··· Vorliegender Text ···
Der Trailer „Zurück ins Kino“ läuft natürlich nicht nur in Kinos, das hieße ja Eulen nach Athen tragen, sondern wirbt auch in den sozialen Medien. „Der Witz kommt an“, weiß Petra Rockenfeller von ihrem Publikum. Und zumal bei den Jüngeren findet die Tricktechnik – gekonnt, ohne groß aufzutrumpfen – ihre Bewunderer. Den gewitzten Spot um Verschwörungstheorien und Sehnsucht – „Dein Kino vermisst dich“ – gab nicht etwa eine Großkinokette oder Zentralinstitution der Branche in Auftrag. Man hätte es ahnen können: Die Theaterleiterin der Oberhausener Lichtburg tat sich mit einigen wenigen Kollegen zusammen und fand in Köln eine junge Filmemachertruppe: „Wir haben kein Geld – Ihr habt die Ideen.“
Dennoch sagt Rockenfeller: „Für den Herbst hoffen wir auf eine Kino-Großkampagne.“ Denn noch ist die Zurückhaltung des Publikums für das „mainstreamige Arthouse-Kino“ an der Elsässer Straße 26 schmerzlich spürbar. „Wir betonen am Telefon immer wieder: Es ist gar nicht so kompliziert.“ Und wenn die Filmfans erstmal in den reservierten Sitzen Platz genommen haben und ihre Masken ablegen dürfen, versichert die Lichtburg-Chefin, „haben sie gleich das Gefühl, dass alle Sorgen draußen bleiben“.
Als Erste kamen die Familien zurück
Rockenfeller verweist auf die Luft-Umwälzanlage des Traditionshauses und auf den Hygiene-Standard „eines gut geführten Restaurants“. Und wer kam als Erstes zurück zu den so lange ins Leere blickenden Leinwänden? Nicht nur entschlossene Cineasten, sondern vor allem Familien waren das Gros des Publikums zum Neustart seit dem 18. Juni. „Wir zeigen gerade ein tolles Arthouse-Programm“, sagt die Theaterleiterin. Doch das dafür passende Publikum von 40 bis Mitte 50 vermisst sie besonders. Über die Gründe kann sie nur mutmaßen: Vielleicht weil diese Generation sich um ihre hochbetagten Eltern sorgt und sie keinesfalls gefährden will?
···
— Arbeitsauftrag A —
Seit welchem Datum läuft laut dem vorliegenden Text der Neustart des Kinobetriebs?
— Arbeitsauftrag B —
Nennen Sie alle Ortsnamen (Städte und Straßen), die im vorliegenden Text vorkommen, auch solche innerhalb von Redewendungen oder Adjektiven.
— Arbeitsauftrag C —
Geben Sie aus dem vorliegenden Text den Abschnitt wörtlich wieder, der mit den Worten „Als Erste kamen“ einsetzt und mit „keinesfalls gefährden will?“ schließt.
··· Datenauszüge ···
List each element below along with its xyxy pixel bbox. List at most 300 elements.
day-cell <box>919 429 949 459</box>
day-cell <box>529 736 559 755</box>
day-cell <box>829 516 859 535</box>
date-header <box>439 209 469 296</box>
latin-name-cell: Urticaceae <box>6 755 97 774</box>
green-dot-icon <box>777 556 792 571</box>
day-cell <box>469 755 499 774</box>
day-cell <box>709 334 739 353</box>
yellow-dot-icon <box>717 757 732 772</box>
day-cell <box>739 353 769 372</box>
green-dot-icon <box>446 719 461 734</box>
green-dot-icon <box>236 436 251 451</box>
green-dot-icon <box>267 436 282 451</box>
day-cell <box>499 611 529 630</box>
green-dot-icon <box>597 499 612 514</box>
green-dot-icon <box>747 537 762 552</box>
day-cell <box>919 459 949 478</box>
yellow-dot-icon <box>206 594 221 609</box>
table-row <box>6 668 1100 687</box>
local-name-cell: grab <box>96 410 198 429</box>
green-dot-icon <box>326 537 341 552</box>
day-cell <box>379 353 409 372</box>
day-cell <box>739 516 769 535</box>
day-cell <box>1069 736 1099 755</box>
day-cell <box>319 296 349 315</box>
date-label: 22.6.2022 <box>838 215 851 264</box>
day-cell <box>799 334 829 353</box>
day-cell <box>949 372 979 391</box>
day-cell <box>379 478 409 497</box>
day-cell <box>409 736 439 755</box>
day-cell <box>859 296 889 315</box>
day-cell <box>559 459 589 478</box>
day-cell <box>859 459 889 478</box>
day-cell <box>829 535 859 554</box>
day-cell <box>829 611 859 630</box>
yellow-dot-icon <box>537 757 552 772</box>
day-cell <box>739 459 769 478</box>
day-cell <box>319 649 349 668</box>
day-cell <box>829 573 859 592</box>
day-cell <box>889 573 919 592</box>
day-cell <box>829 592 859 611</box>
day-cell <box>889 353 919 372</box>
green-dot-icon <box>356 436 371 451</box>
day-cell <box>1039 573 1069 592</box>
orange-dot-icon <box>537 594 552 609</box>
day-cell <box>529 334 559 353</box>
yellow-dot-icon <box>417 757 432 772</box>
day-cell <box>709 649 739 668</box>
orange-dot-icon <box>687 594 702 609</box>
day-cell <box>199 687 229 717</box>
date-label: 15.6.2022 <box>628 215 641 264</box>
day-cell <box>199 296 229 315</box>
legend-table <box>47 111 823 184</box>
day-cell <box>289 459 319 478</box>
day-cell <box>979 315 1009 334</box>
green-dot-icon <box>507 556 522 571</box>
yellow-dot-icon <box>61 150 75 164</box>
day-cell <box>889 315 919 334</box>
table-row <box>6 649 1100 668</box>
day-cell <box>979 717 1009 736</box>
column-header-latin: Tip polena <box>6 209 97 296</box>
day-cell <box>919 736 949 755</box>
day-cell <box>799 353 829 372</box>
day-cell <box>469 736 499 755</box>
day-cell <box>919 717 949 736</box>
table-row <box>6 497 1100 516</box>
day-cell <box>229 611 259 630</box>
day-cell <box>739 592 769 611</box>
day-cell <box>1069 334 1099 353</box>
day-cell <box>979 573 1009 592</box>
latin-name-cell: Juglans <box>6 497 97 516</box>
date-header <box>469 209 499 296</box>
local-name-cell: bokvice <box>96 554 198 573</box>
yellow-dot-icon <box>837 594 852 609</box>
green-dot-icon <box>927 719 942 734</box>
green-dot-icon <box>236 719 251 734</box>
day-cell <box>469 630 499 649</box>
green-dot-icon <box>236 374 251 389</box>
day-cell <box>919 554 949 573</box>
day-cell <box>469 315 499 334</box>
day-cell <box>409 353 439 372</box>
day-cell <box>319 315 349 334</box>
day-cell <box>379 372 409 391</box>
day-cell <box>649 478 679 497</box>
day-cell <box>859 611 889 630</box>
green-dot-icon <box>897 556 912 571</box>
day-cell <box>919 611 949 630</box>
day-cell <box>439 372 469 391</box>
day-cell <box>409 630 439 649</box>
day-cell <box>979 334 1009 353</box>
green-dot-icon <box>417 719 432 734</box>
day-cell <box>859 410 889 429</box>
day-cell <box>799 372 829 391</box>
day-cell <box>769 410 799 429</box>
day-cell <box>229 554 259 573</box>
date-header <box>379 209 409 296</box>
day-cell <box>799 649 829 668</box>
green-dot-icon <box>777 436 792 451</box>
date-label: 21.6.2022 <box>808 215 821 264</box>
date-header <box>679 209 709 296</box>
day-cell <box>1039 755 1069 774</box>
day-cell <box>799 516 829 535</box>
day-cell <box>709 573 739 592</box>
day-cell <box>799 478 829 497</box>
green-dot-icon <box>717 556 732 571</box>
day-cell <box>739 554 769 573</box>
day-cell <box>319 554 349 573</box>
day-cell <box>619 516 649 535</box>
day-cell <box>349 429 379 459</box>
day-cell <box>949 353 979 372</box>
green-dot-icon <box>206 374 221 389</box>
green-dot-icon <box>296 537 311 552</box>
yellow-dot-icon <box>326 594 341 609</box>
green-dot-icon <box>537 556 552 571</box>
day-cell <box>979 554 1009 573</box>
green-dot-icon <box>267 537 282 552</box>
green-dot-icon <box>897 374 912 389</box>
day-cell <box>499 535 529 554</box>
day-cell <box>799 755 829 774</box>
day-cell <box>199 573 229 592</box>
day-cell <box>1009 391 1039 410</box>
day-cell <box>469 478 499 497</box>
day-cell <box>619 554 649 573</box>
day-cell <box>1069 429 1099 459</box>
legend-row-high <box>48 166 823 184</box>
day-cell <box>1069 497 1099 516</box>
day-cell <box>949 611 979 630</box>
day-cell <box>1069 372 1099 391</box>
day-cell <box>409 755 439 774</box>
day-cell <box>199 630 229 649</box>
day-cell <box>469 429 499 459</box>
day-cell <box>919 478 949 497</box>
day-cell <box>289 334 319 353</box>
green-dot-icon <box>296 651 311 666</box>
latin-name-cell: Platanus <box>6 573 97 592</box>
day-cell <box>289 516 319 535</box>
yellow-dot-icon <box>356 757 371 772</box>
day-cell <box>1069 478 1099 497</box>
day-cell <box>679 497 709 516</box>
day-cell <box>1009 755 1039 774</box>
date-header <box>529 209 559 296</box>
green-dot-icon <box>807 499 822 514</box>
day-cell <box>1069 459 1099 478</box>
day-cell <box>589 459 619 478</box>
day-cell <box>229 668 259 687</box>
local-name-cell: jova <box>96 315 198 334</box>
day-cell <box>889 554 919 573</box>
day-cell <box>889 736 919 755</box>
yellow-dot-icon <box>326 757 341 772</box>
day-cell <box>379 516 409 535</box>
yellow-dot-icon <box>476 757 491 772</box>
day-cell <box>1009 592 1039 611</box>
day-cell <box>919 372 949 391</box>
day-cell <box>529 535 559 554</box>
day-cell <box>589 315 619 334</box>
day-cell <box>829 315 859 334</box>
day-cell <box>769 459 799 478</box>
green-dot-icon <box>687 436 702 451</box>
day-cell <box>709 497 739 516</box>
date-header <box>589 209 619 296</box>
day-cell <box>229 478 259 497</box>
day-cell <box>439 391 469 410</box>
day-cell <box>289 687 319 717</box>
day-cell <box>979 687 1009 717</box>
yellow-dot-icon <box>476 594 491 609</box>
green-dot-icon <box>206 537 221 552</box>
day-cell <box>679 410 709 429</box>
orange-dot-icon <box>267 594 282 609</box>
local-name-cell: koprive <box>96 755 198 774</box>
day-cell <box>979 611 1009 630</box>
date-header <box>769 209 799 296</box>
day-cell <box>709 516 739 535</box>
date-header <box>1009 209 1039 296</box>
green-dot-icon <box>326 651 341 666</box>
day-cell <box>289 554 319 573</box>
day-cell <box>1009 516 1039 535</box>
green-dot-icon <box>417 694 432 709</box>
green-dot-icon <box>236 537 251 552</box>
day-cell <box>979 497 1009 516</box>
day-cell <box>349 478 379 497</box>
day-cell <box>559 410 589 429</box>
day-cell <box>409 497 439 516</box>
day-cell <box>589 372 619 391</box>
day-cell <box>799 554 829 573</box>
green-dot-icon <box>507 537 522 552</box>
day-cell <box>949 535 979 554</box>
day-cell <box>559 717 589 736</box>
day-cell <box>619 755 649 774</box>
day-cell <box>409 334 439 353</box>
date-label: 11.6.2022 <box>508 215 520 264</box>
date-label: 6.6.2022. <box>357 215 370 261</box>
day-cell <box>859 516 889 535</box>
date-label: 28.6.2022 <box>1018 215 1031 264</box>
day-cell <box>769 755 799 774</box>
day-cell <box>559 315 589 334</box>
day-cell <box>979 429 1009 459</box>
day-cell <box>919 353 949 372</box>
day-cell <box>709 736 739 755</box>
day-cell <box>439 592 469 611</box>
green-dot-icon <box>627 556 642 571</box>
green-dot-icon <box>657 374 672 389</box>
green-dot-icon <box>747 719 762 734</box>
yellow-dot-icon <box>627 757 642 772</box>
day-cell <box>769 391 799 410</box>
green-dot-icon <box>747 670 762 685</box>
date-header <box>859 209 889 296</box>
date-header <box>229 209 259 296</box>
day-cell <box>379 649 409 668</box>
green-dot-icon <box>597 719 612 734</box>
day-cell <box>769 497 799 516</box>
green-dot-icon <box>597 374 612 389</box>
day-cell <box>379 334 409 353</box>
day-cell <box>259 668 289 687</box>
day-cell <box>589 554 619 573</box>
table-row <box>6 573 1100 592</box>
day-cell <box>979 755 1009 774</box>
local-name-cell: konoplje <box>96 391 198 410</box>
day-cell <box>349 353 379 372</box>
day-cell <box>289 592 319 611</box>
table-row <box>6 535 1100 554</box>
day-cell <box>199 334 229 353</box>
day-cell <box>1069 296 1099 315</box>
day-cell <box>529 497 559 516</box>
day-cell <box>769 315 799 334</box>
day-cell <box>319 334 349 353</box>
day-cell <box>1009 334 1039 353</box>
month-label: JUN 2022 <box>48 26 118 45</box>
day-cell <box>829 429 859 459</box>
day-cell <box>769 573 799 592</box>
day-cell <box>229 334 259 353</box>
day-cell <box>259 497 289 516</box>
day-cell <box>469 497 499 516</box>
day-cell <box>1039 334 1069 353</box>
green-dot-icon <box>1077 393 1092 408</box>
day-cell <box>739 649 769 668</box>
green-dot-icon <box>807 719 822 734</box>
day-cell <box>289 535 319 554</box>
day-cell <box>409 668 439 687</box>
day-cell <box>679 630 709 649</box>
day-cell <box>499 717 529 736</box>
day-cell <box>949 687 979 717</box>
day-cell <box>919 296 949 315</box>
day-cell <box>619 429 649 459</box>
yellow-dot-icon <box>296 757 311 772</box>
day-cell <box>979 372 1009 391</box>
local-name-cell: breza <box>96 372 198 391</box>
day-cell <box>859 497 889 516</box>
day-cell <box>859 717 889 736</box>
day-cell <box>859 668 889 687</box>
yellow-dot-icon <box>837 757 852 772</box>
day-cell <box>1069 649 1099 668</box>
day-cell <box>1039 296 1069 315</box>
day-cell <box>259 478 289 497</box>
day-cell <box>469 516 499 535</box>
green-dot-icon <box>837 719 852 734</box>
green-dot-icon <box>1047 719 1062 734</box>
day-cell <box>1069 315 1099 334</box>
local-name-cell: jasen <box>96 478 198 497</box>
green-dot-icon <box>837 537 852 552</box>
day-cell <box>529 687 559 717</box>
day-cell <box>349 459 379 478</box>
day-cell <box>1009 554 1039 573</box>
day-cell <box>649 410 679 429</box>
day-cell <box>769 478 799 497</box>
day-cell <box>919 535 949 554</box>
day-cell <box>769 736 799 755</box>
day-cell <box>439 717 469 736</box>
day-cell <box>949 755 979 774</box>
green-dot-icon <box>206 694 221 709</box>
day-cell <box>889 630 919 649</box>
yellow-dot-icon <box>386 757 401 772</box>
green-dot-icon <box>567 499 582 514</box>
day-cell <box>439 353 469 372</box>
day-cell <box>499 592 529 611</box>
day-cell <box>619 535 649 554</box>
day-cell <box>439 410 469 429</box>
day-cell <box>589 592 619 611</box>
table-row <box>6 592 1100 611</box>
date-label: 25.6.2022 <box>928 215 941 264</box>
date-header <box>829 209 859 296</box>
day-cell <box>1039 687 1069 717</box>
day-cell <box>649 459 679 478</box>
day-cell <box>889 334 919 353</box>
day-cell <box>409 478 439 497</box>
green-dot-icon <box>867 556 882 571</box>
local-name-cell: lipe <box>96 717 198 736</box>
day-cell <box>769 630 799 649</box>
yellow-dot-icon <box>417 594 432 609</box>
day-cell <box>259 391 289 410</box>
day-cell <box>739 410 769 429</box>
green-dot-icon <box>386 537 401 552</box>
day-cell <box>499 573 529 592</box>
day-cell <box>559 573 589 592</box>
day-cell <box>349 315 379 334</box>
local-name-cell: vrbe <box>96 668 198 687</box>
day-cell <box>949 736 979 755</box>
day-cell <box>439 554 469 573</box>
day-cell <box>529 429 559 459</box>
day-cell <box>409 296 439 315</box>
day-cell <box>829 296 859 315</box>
···
— Ihre Antwort A —
Seit dem 18. Juni.

— Ihre Antwort B —
Athen, Oberhausen (in „Oberhausener“), Köln, Elsässer Straße

— Ihre Antwort C —
Als Erste kamen die Familien zurück
Rockenfeller verweist auf die Luft-Umwälzanlage des Traditionshauses und auf den Hygiene-Standard „eines gut geführten Restaurants“. Und wer kam als Erstes zurück zu den so lange ins Leere blickenden Leinwänden? Nicht nur entschlossene Cineasten, sondern vor allem Familien waren das Gros des Publikums zum Neustart seit dem 18. Juni. „Wir zeigen gerade ein tolles Arthouse-Programm“, sagt die Theaterleiterin. Doch das dafür passende Publikum von 40 bis Mitte 50 vermisst sie besonders. Über die Gründe kann sie nur mutmaßen: Vielleicht weil diese Generation sich um ihre hochbetagten Eltern sorgt und sie keinesfalls gefährden will?